[Start of Stored records]
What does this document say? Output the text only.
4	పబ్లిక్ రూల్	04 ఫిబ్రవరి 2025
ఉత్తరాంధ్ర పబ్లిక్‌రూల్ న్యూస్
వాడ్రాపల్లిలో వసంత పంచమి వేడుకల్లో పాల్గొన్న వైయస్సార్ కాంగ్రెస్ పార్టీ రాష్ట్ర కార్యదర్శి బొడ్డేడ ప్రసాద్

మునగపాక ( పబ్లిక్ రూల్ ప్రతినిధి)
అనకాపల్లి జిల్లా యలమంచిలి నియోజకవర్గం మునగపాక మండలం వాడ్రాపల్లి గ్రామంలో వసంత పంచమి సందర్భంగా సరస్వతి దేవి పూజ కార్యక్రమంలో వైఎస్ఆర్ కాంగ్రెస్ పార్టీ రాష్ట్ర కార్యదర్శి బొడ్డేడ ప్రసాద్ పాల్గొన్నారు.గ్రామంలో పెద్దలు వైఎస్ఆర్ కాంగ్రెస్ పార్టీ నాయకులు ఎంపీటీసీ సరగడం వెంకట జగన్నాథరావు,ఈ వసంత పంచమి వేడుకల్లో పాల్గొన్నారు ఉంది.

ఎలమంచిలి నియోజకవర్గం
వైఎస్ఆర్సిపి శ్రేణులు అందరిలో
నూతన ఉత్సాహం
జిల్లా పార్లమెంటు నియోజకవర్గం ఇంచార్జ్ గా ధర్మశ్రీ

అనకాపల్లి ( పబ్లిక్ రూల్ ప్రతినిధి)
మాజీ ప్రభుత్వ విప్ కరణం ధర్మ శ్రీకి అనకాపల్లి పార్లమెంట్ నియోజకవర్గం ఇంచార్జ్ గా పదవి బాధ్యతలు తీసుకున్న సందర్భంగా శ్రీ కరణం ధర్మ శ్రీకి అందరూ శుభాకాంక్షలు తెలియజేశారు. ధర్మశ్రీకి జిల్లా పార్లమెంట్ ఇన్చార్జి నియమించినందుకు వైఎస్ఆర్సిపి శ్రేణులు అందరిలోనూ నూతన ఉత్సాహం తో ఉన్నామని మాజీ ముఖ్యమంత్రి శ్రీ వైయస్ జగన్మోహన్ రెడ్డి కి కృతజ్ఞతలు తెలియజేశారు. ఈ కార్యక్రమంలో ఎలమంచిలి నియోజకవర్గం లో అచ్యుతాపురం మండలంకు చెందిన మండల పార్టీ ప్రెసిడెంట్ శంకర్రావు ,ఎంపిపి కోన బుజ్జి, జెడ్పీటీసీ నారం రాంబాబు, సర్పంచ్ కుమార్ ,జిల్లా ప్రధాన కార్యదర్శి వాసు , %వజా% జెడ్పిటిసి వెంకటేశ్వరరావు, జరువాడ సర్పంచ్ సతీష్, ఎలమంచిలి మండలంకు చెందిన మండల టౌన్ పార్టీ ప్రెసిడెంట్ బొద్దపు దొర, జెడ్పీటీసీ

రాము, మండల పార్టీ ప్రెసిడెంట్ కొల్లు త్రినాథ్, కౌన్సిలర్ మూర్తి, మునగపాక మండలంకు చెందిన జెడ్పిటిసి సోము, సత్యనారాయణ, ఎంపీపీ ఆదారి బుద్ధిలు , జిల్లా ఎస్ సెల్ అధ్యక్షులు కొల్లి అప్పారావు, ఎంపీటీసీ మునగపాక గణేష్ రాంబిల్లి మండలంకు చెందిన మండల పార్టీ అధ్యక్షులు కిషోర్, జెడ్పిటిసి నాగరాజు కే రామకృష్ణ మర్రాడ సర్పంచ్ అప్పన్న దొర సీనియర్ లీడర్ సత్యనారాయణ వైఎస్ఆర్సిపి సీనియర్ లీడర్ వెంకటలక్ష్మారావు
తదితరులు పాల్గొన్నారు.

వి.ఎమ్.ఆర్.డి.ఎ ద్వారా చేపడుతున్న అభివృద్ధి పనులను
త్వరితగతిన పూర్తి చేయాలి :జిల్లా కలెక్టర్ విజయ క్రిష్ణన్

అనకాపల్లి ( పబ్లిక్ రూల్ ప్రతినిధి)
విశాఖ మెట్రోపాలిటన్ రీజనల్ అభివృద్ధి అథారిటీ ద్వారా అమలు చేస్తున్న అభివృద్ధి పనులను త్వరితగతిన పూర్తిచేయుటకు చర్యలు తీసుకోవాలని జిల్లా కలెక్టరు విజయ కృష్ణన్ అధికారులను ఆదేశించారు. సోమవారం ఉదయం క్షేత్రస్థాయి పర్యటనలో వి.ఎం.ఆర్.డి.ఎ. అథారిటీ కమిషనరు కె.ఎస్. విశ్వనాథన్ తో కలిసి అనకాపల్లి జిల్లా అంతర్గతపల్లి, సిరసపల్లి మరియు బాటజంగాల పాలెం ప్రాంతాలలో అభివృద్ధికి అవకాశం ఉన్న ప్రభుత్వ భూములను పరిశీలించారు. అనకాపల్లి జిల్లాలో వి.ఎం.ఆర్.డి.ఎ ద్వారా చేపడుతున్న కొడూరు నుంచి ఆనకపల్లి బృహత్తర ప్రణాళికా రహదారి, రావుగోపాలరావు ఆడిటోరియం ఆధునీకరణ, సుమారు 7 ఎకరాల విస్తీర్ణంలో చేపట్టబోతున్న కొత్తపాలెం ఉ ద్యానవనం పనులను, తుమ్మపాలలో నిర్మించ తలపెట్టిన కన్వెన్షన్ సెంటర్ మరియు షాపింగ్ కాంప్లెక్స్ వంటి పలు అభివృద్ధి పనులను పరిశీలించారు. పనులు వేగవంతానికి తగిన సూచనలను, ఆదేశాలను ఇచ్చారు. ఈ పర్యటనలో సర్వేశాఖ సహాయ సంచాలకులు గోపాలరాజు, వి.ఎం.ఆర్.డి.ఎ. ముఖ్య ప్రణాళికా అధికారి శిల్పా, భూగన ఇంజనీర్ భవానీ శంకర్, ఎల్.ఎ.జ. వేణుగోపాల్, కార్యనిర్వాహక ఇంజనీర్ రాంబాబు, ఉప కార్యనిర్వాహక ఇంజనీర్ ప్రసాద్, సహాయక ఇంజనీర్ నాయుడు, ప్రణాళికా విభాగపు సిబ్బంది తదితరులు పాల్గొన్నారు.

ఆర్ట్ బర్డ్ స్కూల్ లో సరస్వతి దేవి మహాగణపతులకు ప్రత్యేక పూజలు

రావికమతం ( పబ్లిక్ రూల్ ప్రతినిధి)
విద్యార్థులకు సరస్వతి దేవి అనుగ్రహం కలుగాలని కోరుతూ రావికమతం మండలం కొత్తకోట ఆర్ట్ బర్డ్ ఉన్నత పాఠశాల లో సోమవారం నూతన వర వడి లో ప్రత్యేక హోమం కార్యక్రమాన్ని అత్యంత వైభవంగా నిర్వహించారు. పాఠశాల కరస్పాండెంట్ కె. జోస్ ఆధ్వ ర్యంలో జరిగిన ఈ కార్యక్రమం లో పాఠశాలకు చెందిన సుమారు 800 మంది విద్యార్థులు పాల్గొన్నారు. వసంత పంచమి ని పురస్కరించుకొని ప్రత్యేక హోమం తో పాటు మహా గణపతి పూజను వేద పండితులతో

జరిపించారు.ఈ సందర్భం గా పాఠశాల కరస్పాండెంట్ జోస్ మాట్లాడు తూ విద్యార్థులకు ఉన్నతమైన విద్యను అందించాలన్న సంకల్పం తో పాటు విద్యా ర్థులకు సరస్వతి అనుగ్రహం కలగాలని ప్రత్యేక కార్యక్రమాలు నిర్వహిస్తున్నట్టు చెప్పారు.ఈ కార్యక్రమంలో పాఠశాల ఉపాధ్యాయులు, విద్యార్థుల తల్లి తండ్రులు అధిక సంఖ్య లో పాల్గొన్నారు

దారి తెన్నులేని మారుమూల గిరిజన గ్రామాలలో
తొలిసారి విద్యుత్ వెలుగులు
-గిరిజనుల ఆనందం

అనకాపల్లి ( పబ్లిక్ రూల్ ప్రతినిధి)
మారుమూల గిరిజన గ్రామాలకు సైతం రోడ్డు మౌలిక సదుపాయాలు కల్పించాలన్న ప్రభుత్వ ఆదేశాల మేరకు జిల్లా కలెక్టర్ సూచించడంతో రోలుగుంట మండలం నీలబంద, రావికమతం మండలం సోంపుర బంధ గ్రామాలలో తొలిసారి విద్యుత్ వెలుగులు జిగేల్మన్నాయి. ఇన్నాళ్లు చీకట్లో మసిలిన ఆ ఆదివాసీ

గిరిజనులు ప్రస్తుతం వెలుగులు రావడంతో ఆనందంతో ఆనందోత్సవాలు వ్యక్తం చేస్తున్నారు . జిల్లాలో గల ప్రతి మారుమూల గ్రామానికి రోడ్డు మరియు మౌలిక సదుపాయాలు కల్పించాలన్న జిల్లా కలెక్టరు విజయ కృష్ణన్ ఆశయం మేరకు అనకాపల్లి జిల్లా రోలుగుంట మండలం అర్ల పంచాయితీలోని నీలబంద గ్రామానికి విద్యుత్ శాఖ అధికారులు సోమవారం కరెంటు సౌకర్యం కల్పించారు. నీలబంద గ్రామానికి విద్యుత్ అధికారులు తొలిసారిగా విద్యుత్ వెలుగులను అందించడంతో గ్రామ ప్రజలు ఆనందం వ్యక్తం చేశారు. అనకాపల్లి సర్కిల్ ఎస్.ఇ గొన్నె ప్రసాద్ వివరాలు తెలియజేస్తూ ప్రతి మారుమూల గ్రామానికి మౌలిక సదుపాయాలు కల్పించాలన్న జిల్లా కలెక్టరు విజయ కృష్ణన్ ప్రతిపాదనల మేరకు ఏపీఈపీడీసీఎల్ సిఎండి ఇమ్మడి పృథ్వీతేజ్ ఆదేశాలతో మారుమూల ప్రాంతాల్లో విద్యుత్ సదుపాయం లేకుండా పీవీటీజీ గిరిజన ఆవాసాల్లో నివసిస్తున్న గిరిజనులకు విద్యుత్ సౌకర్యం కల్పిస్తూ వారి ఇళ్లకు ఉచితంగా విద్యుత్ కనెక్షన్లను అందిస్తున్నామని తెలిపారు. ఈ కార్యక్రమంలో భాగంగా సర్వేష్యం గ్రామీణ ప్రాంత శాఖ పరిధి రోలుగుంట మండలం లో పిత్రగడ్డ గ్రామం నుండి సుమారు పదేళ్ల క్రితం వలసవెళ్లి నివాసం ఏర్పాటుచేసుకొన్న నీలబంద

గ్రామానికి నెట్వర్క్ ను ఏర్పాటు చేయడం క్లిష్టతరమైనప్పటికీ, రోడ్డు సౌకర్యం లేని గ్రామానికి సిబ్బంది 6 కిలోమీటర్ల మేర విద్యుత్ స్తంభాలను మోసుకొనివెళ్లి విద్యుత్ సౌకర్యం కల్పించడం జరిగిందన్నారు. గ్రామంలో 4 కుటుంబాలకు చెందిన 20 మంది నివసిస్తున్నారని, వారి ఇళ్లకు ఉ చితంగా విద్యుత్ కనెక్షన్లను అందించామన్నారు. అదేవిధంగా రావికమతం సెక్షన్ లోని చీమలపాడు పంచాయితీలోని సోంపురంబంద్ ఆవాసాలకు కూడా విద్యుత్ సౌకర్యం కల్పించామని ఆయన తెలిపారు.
[End of Stored records]
Given problem: Pick out each line in the material containing "గణపత".

Solution for this exercise:
ఆర్ట్ బర్డ్ స్కూల్ లో సరస్వతి దేవి మహాగణపతులకు ప్రత్యేక పూజలు
విద్యార్థులకు సరస్వతి దేవి అనుగ్రహం కలుగాలని కోరుతూ రావికమతం మండలం కొత్తకోట ఆర్ట్ బర్డ్ ఉన్నత పాఠశాల లో సోమవారం నూతన వర వడి లో ప్రత్యేక హోమం కార్యక్రమాన్ని అత్యంత వైభవంగా నిర్వహించారు. పాఠశాల కరస్పాండెంట్ కె. జోస్ ఆధ్వ ర్యంలో జరిగిన ఈ కార్యక్రమం లో పాఠశాలకు చెందిన సుమారు 800 మంది విద్యార్థులు పాల్గొన్నారు. వసంత పంచమి ని పురస్కరించుకొని ప్రత్యేక హోమం తో పాటు మహా గణపతి పూజను వేద పండితులతో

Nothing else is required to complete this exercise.